------ Input
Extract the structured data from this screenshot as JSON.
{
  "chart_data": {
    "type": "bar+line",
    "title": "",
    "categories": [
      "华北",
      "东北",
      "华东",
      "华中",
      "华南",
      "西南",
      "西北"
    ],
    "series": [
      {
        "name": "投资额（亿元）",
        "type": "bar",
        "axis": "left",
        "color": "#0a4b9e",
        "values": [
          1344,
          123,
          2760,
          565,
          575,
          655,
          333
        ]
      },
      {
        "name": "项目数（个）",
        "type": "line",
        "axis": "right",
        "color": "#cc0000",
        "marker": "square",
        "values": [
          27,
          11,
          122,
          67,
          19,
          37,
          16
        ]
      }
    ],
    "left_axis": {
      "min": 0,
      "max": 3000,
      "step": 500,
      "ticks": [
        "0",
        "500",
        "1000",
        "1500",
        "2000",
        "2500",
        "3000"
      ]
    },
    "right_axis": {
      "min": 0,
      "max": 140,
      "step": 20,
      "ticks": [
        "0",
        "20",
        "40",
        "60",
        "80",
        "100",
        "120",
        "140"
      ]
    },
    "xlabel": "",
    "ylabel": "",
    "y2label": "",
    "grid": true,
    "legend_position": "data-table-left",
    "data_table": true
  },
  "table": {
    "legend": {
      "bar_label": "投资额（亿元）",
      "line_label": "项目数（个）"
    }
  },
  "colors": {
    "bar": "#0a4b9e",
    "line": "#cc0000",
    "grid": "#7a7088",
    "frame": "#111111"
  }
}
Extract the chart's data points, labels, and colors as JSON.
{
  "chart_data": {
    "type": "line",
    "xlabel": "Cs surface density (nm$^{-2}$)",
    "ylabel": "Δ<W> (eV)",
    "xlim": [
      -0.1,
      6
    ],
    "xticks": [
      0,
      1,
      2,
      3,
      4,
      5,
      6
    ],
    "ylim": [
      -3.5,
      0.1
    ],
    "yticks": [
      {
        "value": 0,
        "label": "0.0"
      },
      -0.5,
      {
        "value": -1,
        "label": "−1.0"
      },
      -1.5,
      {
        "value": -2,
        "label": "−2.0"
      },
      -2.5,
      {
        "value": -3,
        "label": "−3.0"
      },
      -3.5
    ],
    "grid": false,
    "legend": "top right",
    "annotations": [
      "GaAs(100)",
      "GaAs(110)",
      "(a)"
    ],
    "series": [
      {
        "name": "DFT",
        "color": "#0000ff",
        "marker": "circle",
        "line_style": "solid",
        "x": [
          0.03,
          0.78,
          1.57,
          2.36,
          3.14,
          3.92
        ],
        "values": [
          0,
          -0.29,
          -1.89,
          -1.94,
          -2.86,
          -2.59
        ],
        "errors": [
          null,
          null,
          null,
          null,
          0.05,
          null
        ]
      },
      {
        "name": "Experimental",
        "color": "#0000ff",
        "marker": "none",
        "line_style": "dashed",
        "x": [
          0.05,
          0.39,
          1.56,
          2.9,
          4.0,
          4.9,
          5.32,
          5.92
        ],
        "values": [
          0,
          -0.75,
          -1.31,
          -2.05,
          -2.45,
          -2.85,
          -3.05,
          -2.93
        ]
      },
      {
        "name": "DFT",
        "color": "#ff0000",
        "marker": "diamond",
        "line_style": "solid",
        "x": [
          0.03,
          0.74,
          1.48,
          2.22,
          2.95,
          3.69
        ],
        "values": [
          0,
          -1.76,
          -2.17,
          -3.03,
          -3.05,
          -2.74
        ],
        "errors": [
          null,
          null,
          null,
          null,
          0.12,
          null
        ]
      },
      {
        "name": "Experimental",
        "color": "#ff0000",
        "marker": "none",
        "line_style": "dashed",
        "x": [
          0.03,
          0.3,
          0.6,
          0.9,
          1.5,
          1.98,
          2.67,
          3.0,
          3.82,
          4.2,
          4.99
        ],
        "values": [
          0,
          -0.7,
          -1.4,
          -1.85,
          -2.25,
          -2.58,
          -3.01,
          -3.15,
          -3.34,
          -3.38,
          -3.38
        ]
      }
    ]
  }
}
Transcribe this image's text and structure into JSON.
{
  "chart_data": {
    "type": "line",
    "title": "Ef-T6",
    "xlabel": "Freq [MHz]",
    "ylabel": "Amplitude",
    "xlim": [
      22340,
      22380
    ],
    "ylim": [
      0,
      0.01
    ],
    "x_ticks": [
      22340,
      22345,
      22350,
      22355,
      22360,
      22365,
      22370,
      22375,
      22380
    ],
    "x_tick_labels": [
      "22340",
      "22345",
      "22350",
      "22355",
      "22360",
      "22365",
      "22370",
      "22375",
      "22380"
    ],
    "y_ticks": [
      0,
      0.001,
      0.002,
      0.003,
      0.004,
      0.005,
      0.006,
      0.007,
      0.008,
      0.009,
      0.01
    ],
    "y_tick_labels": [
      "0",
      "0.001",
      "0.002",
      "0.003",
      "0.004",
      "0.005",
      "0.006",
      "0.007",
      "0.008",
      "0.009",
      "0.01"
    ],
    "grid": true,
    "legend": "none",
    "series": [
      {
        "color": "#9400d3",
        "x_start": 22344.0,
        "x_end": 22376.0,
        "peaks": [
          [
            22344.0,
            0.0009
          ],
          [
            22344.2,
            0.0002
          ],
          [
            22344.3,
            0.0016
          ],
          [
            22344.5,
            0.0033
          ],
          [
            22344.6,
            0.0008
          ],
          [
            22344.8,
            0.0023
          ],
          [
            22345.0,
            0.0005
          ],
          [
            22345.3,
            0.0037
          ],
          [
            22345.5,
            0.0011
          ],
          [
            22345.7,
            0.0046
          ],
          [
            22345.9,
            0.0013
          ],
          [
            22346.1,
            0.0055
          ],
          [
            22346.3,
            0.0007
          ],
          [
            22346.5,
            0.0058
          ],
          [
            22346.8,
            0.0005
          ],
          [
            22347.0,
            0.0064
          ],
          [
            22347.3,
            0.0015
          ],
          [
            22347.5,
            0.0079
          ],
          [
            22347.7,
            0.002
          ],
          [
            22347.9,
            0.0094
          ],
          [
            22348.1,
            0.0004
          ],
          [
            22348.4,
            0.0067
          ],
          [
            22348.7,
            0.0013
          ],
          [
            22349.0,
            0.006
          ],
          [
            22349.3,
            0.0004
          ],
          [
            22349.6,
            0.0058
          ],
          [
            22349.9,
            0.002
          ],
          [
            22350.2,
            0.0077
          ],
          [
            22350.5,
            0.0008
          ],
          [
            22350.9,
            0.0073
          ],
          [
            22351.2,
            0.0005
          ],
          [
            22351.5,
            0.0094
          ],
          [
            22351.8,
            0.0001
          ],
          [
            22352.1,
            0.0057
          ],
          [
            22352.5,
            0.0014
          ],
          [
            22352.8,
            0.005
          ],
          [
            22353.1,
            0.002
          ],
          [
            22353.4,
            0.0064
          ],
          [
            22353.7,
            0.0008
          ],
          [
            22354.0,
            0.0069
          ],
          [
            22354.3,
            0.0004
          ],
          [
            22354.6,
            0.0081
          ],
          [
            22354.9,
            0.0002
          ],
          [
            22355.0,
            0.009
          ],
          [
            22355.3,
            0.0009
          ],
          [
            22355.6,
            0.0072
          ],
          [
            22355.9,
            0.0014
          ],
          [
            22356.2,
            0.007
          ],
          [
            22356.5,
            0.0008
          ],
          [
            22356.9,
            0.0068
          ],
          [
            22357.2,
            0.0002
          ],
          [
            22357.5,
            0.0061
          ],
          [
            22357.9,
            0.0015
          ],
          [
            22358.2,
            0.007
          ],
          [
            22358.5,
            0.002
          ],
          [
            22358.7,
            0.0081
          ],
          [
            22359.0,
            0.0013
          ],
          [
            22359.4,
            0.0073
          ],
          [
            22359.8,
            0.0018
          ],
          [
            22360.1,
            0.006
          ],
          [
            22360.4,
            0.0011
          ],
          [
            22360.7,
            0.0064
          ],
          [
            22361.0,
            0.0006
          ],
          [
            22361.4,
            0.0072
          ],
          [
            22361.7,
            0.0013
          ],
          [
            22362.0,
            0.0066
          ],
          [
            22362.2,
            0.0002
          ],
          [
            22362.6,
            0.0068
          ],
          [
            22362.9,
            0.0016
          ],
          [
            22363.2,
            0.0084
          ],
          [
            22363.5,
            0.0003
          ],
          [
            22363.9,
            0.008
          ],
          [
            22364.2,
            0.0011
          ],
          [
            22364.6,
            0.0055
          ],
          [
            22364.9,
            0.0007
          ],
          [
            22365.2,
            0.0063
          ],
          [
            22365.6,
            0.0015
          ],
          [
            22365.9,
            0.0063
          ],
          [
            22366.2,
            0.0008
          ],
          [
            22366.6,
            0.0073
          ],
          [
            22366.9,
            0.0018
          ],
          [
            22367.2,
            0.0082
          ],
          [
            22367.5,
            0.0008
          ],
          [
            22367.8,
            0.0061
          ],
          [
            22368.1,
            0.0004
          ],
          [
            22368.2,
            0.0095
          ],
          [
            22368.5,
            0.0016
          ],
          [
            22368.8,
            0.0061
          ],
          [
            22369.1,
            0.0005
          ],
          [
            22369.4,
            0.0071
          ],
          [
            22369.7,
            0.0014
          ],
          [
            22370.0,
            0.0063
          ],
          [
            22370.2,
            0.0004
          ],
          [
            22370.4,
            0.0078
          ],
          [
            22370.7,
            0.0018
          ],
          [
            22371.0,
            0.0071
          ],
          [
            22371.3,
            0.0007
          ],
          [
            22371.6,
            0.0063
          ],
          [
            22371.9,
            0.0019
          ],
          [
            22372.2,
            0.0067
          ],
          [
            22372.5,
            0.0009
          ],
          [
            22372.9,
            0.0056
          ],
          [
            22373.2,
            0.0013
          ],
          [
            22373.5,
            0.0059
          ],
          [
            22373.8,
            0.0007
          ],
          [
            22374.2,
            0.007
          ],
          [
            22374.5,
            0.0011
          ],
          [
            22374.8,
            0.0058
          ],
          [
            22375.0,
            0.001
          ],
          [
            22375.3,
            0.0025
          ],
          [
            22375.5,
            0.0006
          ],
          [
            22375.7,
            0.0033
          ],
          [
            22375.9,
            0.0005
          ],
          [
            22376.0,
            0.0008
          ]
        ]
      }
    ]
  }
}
------------
--- Exercise brief ---
Show the lines where the word "ylabel" appears in the entries.

--- Response ---
    "ylabel": "",
    "ylabel": "Δ<W> (eV)",
    "ylabel": "Amplitude",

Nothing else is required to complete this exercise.